→ **Given instruction**: Every line that holds "locality" should be shown.

'''

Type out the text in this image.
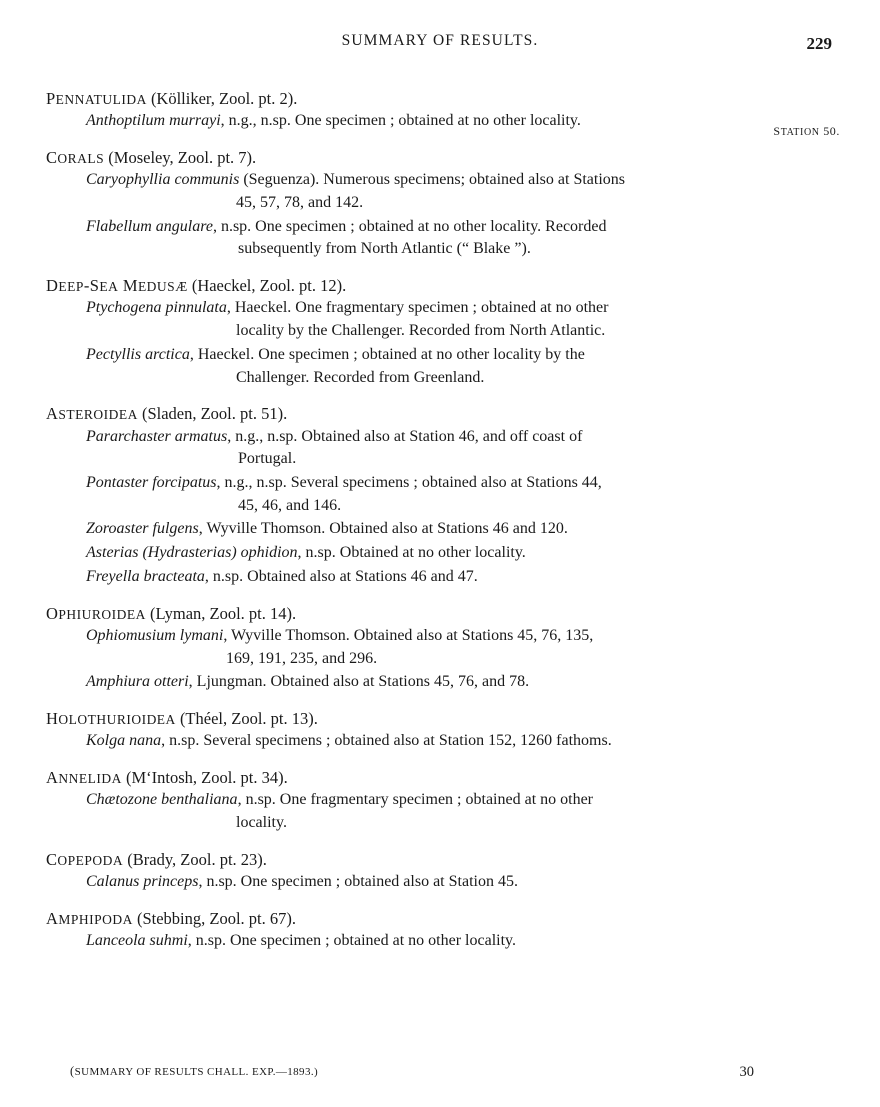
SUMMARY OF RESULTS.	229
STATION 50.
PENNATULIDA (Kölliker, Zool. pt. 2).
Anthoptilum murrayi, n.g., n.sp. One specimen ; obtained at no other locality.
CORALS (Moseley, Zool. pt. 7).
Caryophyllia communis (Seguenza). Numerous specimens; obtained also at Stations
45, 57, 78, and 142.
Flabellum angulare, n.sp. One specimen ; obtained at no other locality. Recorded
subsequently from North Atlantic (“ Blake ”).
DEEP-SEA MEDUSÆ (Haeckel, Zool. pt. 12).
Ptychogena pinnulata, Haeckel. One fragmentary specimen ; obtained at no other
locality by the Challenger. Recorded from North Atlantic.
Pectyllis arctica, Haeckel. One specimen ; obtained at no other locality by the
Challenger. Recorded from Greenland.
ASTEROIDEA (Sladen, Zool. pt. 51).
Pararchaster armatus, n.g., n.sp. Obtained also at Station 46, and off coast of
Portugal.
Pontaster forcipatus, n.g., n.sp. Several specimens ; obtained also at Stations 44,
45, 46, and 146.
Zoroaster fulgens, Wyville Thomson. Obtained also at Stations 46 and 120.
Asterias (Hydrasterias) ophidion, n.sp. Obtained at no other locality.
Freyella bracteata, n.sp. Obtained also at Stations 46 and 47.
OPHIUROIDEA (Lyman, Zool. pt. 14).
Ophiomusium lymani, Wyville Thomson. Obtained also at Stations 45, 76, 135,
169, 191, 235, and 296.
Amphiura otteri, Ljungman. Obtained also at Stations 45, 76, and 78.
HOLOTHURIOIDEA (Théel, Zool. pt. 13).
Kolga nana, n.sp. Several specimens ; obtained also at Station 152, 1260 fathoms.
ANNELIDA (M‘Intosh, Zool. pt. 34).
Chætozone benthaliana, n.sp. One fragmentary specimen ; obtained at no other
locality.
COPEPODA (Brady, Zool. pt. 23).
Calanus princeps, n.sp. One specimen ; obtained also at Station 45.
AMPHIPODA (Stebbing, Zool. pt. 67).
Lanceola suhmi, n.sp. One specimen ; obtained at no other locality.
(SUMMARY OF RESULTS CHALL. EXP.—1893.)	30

'''
'''

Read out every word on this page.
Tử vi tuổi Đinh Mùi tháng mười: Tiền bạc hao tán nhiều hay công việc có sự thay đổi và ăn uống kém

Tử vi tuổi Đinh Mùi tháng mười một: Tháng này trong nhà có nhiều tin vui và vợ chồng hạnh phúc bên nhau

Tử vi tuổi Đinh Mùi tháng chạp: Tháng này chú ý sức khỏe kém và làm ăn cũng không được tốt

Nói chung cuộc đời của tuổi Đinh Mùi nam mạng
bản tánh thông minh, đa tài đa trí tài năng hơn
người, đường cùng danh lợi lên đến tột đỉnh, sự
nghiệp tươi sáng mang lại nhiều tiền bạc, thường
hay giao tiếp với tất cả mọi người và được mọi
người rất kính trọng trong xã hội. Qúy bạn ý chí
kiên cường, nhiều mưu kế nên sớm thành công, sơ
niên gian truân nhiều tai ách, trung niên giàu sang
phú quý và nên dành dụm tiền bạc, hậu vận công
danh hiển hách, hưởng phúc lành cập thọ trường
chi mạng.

'''

→ **Output of the exercise**:
Anthoptilum murrayi, n.g., n.sp. One specimen ; obtained at no other locality.
Flabellum angulare, n.sp. One specimen ; obtained at no other locality. Recorded
locality by the Challenger. Recorded from North Atlantic.
Pectyllis arctica, Haeckel. One specimen ; obtained at no other locality by the
Asterias (Hydrasterias) ophidion, n.sp. Obtained at no other locality.
locality.
Lanceola suhmi, n.sp. One specimen ; obtained at no other locality.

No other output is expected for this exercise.